[Data listing]
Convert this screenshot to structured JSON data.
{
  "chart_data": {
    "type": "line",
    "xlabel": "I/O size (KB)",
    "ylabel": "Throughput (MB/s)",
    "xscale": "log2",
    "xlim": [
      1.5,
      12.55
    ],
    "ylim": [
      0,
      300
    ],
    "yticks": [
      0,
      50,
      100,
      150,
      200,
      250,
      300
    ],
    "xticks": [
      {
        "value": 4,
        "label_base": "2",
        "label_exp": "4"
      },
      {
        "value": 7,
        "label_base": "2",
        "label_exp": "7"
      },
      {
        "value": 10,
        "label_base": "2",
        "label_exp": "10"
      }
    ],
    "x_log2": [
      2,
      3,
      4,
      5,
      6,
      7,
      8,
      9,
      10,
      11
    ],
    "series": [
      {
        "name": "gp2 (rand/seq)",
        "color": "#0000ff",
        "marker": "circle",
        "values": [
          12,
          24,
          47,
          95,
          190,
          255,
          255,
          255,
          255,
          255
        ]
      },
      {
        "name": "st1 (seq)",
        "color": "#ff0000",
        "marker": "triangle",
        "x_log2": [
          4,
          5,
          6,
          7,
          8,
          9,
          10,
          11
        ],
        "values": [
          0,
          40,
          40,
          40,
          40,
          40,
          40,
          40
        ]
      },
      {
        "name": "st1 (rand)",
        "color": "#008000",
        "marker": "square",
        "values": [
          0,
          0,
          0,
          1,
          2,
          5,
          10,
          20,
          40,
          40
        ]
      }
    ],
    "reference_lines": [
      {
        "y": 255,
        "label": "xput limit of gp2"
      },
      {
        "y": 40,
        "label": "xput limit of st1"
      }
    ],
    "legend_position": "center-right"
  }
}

### [WORK TO COMPLETE]
Each line that holds the word "name" is to be copied.

### [EXERCISE OUTPUT]
        "name": "gp2 (rand/seq)",
        "name": "st1 (seq)",
        "name": "st1 (rand)",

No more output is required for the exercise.